In the records, take the lines between the one holding "tab-inspector[interactable]: 属性检查器 —" and the one holding "assets-node[interactable]: ▶Fonts —", inclusive. Rewrite only those lines with "interactable" swapped for "clickable" and everything else unchanged.

→ **Supplied data**:
-----

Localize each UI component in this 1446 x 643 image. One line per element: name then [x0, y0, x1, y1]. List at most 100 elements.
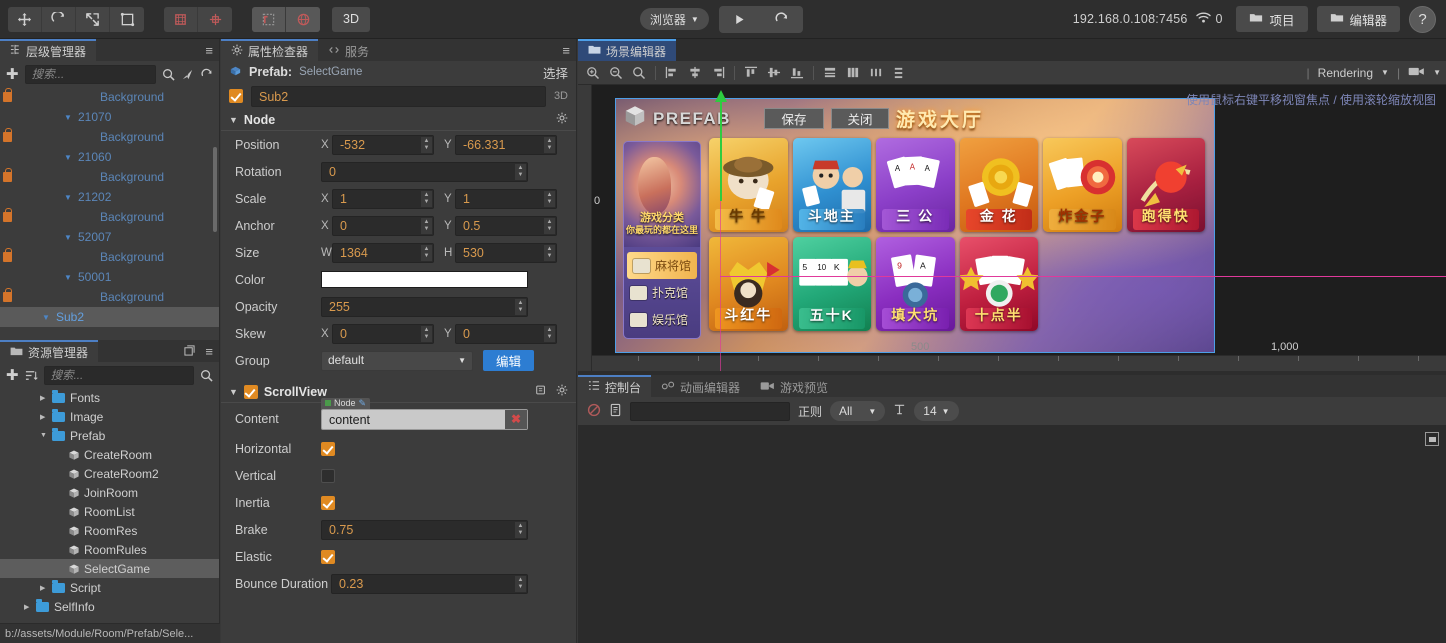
tab-inspector[interactable]: 属性检查器 — [221, 39, 318, 61]
stepper-icon[interactable]: ▲▼ — [421, 326, 432, 342]
opacity-input[interactable]: 255▲▼ — [321, 297, 528, 317]
vertical-checkbox[interactable] — [321, 469, 335, 483]
assets-node[interactable]: ▶Fonts — [0, 388, 219, 407]
assets-node[interactable]: RoomRes — [0, 521, 219, 540]
scrollview-section-header[interactable]: ▼ ScrollView — [221, 381, 576, 403]
console-log-area[interactable] — [578, 425, 1446, 643]
stepper-icon[interactable]: ▲▼ — [421, 137, 432, 153]
stepper-icon[interactable]: ▲▼ — [421, 245, 432, 261]
hierarchy-node[interactable]: ▼50001 — [0, 267, 219, 287]
assets-node[interactable]: ▼Prefab — [0, 426, 219, 445]
game-card[interactable]: 9A填大坑 — [876, 237, 955, 331]
brake-input[interactable]: 0.75▲▼ — [321, 520, 528, 540]
local-toggle-icon[interactable] — [252, 7, 286, 32]
search-icon[interactable] — [200, 369, 213, 382]
zoom-fit-icon[interactable] — [629, 63, 649, 82]
refresh-button[interactable] — [761, 6, 803, 33]
copy-log-icon[interactable] — [609, 403, 622, 420]
hierarchy-node[interactable]: Background — [0, 207, 219, 227]
stepper-icon[interactable]: ▲▼ — [515, 164, 526, 180]
position-x-input[interactable]: -532▲▼ — [332, 135, 434, 155]
mode-3d-button[interactable]: 3D — [332, 7, 370, 32]
assets-search-input[interactable]: 搜索... — [44, 366, 194, 385]
assets-node[interactable]: ▶SelfInfo — [0, 597, 219, 616]
node-section-header[interactable]: ▼ Node — [221, 109, 576, 131]
scrollview-help-icon[interactable] — [535, 384, 547, 399]
assets-tree[interactable]: ▶Fonts▶Image▼PrefabCreateRoomCreateRoom2… — [0, 388, 219, 619]
expand-icon[interactable] — [1425, 432, 1439, 446]
hierarchy-node[interactable]: ▼21070 — [0, 107, 219, 127]
global-toggle-icon[interactable] — [286, 7, 320, 32]
distribute-h-icon[interactable] — [820, 63, 840, 82]
assets-node[interactable]: CreateRoom2 — [0, 464, 219, 483]
hierarchy-node[interactable]: ▼52007 — [0, 227, 219, 247]
game-card[interactable]: 510K五十K — [793, 237, 872, 331]
chevron-down-icon[interactable]: ▼ — [64, 233, 74, 242]
clear-content-icon[interactable]: ✖ — [505, 410, 527, 429]
game-category-item[interactable]: 娱乐馆 — [624, 306, 700, 333]
anchor-y-input[interactable]: 0.5▲▼ — [455, 216, 557, 236]
inspector-menu-icon[interactable]: ≡ — [562, 43, 570, 58]
preview-target-dropdown[interactable]: 浏览器 ▼ — [640, 8, 709, 30]
search-icon[interactable] — [162, 68, 175, 81]
size-h-input[interactable]: 530▲▼ — [455, 243, 557, 263]
stepper-icon[interactable]: ▲▼ — [515, 299, 526, 315]
stepper-icon[interactable]: ▲▼ — [515, 576, 526, 592]
chevron-down-icon[interactable]: ▼ — [64, 193, 74, 202]
scene-canvas[interactable]: 使用鼠标右键平移视窗焦点 / 使用滚轮缩放视图 PREFAB 保存 关闭 游戏大… — [578, 85, 1446, 371]
elastic-checkbox[interactable] — [321, 550, 335, 564]
stepper-icon[interactable]: ▲▼ — [421, 218, 432, 234]
lock-icon[interactable] — [3, 252, 12, 262]
align-bottom-icon[interactable] — [787, 63, 807, 82]
scrollview-settings-icon[interactable] — [556, 384, 568, 399]
play-button[interactable] — [719, 6, 761, 33]
edit-link-icon[interactable]: ✎ — [359, 398, 367, 409]
editor-button[interactable]: 编辑器 — [1317, 6, 1401, 32]
assets-node[interactable]: SelectGame — [0, 559, 219, 578]
align-left-icon[interactable] — [662, 63, 682, 82]
color-swatch[interactable] — [321, 271, 528, 288]
game-close-button[interactable]: 关闭 — [831, 108, 889, 129]
chevron-right-icon[interactable]: ▶ — [40, 584, 49, 592]
align-right-icon[interactable] — [708, 63, 728, 82]
prefab-select-button[interactable]: 选择 — [543, 63, 568, 82]
rotation-input[interactable]: 0▲▼ — [321, 162, 528, 182]
assets-node[interactable]: JoinRoom — [0, 483, 219, 502]
node-enabled-checkbox[interactable] — [229, 89, 243, 103]
stepper-icon[interactable]: ▲▼ — [544, 191, 555, 207]
skew-y-input[interactable]: 0▲▼ — [455, 324, 557, 344]
assets-menu-icon[interactable]: ≡ — [205, 344, 213, 359]
scale-x-input[interactable]: 1▲▼ — [332, 189, 434, 209]
group-edit-button[interactable]: 编辑 — [483, 350, 534, 371]
tab-hierarchy[interactable]: 层级管理器 — [0, 39, 96, 61]
assets-node[interactable]: ▶Script — [0, 578, 219, 597]
stepper-icon[interactable]: ▲▼ — [544, 137, 555, 153]
hierarchy-node[interactable]: Background — [0, 247, 219, 267]
stepper-icon[interactable]: ▲▼ — [544, 245, 555, 261]
hierarchy-node[interactable]: ▼Sub2 — [0, 307, 219, 327]
hierarchy-search-input[interactable]: 搜索... — [25, 65, 156, 84]
hierarchy-node[interactable]: ▼21060 — [0, 147, 219, 167]
size-w-input[interactable]: 1364▲▼ — [332, 243, 434, 263]
hierarchy-node[interactable]: ▼21202 — [0, 187, 219, 207]
add-node-icon[interactable]: ✚ — [6, 65, 19, 83]
chevron-right-icon[interactable]: ▶ — [40, 413, 49, 421]
lock-icon[interactable] — [3, 292, 12, 302]
anchor-x-input[interactable]: 0▲▼ — [332, 216, 434, 236]
game-card[interactable]: 斗地主 — [793, 138, 872, 232]
coord-toggle-icon[interactable] — [198, 7, 232, 32]
zoom-out-icon[interactable] — [606, 63, 626, 82]
game-card[interactable]: 炸金子 — [1043, 138, 1122, 232]
scale-tool[interactable] — [76, 7, 110, 32]
group-dropdown[interactable]: default ▼ — [321, 351, 473, 371]
bounce-duration-input[interactable]: 0.23▲▼ — [331, 574, 528, 594]
tab-scene-editor[interactable]: 场景编辑器 — [578, 39, 676, 61]
distribute-v-icon[interactable] — [843, 63, 863, 82]
lock-icon[interactable] — [3, 92, 12, 102]
spacing-v-icon[interactable] — [889, 63, 909, 82]
chevron-down-icon[interactable]: ▼ — [64, 113, 74, 122]
add-asset-icon[interactable]: ✚ — [6, 366, 19, 384]
game-card[interactable]: 十点半 — [960, 237, 1039, 331]
tab-game-preview[interactable]: 游戏预览 — [750, 375, 838, 397]
node-settings-icon[interactable] — [556, 112, 568, 127]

-----

→ **Written answer**:
tab-inspector[clickable]: 属性检查器 — [221, 39, 318, 61]
stepper-icon[clickable]: ▲▼ — [421, 326, 432, 342]
opacity-input[clickable]: 255▲▼ — [321, 297, 528, 317]
vertical-checkbox[clickable] — [321, 469, 335, 483]
assets-node[clickable]: ▶Fonts — [0, 388, 219, 407]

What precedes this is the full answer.